--- RECORDS PROVIDED ---

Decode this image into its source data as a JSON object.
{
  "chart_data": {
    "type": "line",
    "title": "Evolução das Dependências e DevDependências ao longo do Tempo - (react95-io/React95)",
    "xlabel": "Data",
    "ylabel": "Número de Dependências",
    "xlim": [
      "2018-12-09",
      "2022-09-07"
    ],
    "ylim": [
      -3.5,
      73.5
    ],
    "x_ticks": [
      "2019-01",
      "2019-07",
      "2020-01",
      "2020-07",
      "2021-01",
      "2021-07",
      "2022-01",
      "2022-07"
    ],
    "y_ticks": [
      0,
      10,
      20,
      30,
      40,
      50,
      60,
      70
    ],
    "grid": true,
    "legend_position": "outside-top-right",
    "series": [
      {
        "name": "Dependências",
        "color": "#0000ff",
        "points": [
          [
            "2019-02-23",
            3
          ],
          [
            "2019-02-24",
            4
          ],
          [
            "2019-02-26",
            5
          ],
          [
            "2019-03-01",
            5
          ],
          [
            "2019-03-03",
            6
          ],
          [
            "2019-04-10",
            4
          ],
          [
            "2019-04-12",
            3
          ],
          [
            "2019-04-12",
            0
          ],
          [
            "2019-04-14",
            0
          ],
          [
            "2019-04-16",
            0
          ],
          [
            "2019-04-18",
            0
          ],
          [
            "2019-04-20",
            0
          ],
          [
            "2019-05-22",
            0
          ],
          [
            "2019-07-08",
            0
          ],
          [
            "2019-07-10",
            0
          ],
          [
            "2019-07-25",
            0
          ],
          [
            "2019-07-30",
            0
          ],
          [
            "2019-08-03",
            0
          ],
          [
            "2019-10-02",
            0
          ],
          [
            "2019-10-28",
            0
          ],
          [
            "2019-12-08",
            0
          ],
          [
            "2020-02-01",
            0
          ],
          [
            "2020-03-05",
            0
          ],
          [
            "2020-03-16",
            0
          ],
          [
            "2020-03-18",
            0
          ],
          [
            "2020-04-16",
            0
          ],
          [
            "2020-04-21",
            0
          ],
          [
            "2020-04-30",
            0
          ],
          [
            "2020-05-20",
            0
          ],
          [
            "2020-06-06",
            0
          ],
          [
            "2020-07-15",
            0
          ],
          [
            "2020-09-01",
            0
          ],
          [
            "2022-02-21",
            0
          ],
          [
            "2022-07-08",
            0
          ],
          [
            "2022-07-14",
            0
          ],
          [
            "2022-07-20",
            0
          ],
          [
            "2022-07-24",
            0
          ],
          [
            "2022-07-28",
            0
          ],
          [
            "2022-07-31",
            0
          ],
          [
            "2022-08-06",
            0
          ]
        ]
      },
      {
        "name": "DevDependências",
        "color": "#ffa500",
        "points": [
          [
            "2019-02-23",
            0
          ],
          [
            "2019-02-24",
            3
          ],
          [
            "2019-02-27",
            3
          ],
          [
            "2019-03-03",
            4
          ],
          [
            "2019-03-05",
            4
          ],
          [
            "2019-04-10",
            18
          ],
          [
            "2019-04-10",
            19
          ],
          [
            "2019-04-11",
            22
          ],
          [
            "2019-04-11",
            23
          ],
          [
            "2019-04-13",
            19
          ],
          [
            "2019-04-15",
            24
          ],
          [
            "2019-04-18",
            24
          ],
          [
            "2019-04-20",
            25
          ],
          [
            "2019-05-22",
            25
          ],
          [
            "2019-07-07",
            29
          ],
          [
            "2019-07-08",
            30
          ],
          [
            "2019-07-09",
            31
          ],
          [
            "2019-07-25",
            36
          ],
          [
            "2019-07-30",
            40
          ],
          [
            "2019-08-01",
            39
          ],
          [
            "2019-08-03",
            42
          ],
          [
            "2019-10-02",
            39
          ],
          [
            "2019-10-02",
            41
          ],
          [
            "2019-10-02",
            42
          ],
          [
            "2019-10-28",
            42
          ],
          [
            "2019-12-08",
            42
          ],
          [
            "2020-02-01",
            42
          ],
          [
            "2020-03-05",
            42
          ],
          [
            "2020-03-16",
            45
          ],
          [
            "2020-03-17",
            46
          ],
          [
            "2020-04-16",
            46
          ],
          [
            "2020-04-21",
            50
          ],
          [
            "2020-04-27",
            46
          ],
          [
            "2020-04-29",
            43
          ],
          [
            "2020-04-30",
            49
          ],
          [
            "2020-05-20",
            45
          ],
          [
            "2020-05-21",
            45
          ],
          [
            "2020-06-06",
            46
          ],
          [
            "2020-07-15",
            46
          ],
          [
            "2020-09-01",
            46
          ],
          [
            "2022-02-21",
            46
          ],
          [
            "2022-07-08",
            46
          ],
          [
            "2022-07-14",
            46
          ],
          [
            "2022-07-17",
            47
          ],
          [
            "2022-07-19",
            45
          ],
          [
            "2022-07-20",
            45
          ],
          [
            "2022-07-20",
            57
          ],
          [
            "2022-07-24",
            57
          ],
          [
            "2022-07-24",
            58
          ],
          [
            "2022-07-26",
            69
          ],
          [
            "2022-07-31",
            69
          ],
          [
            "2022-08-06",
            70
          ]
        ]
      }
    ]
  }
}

---

(GIVEN INSTRUCTION) Filter the entries above down to the lines containing the word "DevDependências".

(RESULT OF THE TASK)
    "title": "Evolução das Dependências e DevDependências ao longo do Tempo - (react95-io/React95)",
        "name": "DevDependências",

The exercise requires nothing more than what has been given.